[Dataset items]
[BEGIN]

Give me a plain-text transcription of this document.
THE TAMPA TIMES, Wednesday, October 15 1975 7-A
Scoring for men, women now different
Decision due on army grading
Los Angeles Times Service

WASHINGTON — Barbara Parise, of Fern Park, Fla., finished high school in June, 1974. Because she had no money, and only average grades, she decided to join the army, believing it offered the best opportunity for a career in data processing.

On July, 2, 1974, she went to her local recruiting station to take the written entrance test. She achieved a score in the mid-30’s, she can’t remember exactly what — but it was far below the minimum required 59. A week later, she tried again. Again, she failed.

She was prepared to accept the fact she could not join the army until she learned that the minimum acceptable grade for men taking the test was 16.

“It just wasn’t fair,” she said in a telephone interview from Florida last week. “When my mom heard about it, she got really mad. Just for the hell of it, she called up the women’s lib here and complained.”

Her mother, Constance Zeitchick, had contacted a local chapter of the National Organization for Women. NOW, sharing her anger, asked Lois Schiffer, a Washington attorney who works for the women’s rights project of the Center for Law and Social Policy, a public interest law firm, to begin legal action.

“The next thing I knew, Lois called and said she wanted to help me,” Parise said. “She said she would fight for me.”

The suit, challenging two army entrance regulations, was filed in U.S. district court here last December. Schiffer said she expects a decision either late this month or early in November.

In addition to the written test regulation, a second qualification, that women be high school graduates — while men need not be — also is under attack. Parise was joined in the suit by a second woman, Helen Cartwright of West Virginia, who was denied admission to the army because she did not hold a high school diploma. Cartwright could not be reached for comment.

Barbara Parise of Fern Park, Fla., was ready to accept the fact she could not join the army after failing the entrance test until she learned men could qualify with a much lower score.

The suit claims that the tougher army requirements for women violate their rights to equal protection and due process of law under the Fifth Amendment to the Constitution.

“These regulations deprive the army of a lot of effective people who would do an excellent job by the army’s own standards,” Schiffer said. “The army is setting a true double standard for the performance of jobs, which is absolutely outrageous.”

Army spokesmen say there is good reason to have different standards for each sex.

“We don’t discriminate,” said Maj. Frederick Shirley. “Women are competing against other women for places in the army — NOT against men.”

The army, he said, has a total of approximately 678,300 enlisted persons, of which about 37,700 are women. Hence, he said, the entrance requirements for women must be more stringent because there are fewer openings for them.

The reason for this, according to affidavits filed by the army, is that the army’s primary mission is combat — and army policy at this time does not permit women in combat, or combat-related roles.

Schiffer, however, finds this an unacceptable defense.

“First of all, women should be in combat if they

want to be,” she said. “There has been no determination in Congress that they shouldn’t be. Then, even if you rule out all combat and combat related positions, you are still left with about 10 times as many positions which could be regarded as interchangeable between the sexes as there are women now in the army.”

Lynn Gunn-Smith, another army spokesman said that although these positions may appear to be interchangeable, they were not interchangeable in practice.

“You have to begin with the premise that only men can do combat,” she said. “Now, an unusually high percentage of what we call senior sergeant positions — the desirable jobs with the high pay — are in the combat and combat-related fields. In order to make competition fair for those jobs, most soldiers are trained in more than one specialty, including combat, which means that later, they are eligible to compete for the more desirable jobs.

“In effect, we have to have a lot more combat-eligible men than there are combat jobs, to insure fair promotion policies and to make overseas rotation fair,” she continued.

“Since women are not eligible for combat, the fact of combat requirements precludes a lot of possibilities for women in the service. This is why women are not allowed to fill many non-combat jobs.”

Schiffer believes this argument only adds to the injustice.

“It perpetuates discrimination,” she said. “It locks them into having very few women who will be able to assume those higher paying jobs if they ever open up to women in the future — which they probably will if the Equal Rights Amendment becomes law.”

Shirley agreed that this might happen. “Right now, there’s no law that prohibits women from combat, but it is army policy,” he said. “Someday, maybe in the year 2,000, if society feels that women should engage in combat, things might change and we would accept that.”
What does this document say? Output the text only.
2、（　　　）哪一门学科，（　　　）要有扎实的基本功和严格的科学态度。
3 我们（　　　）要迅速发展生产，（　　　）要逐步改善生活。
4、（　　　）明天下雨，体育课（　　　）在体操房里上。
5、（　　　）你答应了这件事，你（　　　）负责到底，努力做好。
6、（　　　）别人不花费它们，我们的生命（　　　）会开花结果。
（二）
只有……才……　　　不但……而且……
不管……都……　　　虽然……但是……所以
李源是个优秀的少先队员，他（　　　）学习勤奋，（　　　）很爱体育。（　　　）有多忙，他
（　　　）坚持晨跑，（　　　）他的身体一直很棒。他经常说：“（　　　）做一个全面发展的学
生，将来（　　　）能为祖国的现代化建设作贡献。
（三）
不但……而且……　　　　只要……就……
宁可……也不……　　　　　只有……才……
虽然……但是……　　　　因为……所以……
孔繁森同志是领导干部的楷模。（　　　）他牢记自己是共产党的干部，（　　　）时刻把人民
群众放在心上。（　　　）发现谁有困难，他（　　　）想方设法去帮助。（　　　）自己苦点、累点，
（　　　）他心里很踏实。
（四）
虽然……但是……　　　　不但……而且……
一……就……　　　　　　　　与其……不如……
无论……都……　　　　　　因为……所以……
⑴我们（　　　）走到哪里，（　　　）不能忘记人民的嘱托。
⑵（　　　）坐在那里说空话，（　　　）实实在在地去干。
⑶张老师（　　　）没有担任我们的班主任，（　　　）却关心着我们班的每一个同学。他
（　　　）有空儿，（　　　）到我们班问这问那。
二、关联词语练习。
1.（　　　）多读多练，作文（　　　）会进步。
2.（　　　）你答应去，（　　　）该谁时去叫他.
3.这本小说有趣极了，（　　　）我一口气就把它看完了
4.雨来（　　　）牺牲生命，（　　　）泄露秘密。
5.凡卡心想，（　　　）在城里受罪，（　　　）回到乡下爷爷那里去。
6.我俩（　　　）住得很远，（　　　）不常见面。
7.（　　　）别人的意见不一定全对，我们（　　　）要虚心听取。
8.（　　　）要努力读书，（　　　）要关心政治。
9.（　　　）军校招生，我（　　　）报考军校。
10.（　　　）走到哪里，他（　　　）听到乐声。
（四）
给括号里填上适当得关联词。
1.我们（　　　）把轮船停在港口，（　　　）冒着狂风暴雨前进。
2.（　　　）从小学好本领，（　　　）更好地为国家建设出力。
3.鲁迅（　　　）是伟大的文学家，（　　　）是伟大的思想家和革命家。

[END]

AIM OF THE TASK: Set down nothing but the lines from the one with "What does this" through the end of the records, keeping each line exactly as written and including both ends.

RESULT OF THE EXERCISE:
What does this document say? Output the text only.
2、（　　　）哪一门学科，（　　　）要有扎实的基本功和严格的科学态度。
3 我们（　　　）要迅速发展生产，（　　　）要逐步改善生活。
4、（　　　）明天下雨，体育课（　　　）在体操房里上。
5、（　　　）你答应了这件事，你（　　　）负责到底，努力做好。
6、（　　　）别人不花费它们，我们的生命（　　　）会开花结果。
（二）
只有……才……　　　不但……而且……
不管……都……　　　虽然……但是……所以
李源是个优秀的少先队员，他（　　　）学习勤奋，（　　　）很爱体育。（　　　）有多忙，他
（　　　）坚持晨跑，（　　　）他的身体一直很棒。他经常说：“（　　　）做一个全面发展的学
生，将来（　　　）能为祖国的现代化建设作贡献。
（三）
不但……而且……　　　　只要……就……
宁可……也不……　　　　　只有……才……
虽然……但是……　　　　因为……所以……
孔繁森同志是领导干部的楷模。（　　　）他牢记自己是共产党的干部，（　　　）时刻把人民
群众放在心上。（　　　）发现谁有困难，他（　　　）想方设法去帮助。（　　　）自己苦点、累点，
（　　　）他心里很踏实。
（四）
虽然……但是……　　　　不但……而且……
一……就……　　　　　　　　与其……不如……
无论……都……　　　　　　因为……所以……
⑴我们（　　　）走到哪里，（　　　）不能忘记人民的嘱托。
⑵（　　　）坐在那里说空话，（　　　）实实在在地去干。
⑶张老师（　　　）没有担任我们的班主任，（　　　）却关心着我们班的每一个同学。他
（　　　）有空儿，（　　　）到我们班问这问那。
二、关联词语练习。
1.（　　　）多读多练，作文（　　　）会进步。
2.（　　　）你答应去，（　　　）该谁时去叫他.
3.这本小说有趣极了，（　　　）我一口气就把它看完了
4.雨来（　　　）牺牲生命，（　　　）泄露秘密。
5.凡卡心想，（　　　）在城里受罪，（　　　）回到乡下爷爷那里去。
6.我俩（　　　）住得很远，（　　　）不常见面。
7.（　　　）别人的意见不一定全对，我们（　　　）要虚心听取。
8.（　　　）要努力读书，（　　　）要关心政治。
9.（　　　）军校招生，我（　　　）报考军校。
10.（　　　）走到哪里，他（　　　）听到乐声。
（四）
给括号里填上适当得关联词。
1.我们（　　　）把轮船停在港口，（　　　）冒着狂风暴雨前进。
2.（　　　）从小学好本领，（　　　）更好地为国家建设出力。
3.鲁迅（　　　）是伟大的文学家，（　　　）是伟大的思想家和革命家。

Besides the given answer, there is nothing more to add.